What you are asked to do:
Locate the lines that hold the string "title". Copy every such line.

Data for processing:

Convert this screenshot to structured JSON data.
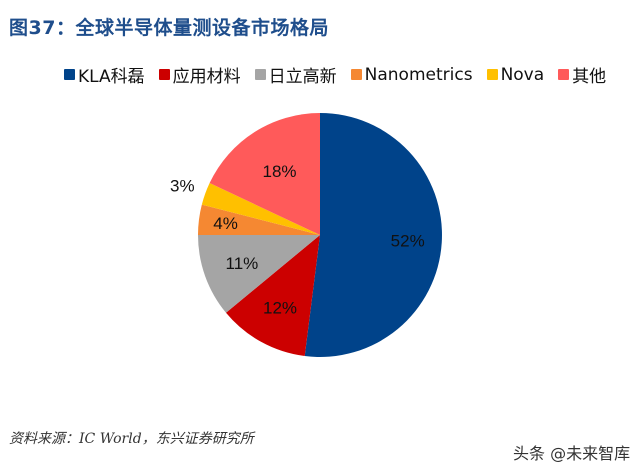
{
  "title": "图37：全球半导体量测设备市场格局",
  "legend": [
    {
      "label": "KLA科磊",
      "color": "#00438a"
    },
    {
      "label": "应用材料",
      "color": "#cc0000"
    },
    {
      "label": "日立高新",
      "color": "#a5a5a5"
    },
    {
      "label": "Nanometrics",
      "color": "#f58832"
    },
    {
      "label": "Nova",
      "color": "#ffc000"
    },
    {
      "label": "其他",
      "color": "#ff5a5a"
    }
  ],
  "source": "资料来源：IC World，东兴证券研究所",
  "watermark": "头条 @未来智库",
  "chart_data": {
    "type": "pie",
    "title": "图37：全球半导体量测设备市场格局",
    "categories": [
      "KLA科磊",
      "应用材料",
      "日立高新",
      "Nanometrics",
      "Nova",
      "其他"
    ],
    "values": [
      52,
      12,
      11,
      4,
      3,
      18
    ],
    "labels": [
      "52%",
      "12%",
      "11%",
      "4%",
      "3%",
      "18%"
    ],
    "colors": [
      "#00438a",
      "#cc0000",
      "#a5a5a5",
      "#f58832",
      "#ffc000",
      "#ff5a5a"
    ],
    "start_angle": "12 o'clock, clockwise",
    "legend_position": "top",
    "unit": "%"
  }
}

Solution for this problem:
  "title": "图37：全球半导体量测设备市场格局",
    "title": "图37：全球半导体量测设备市场格局",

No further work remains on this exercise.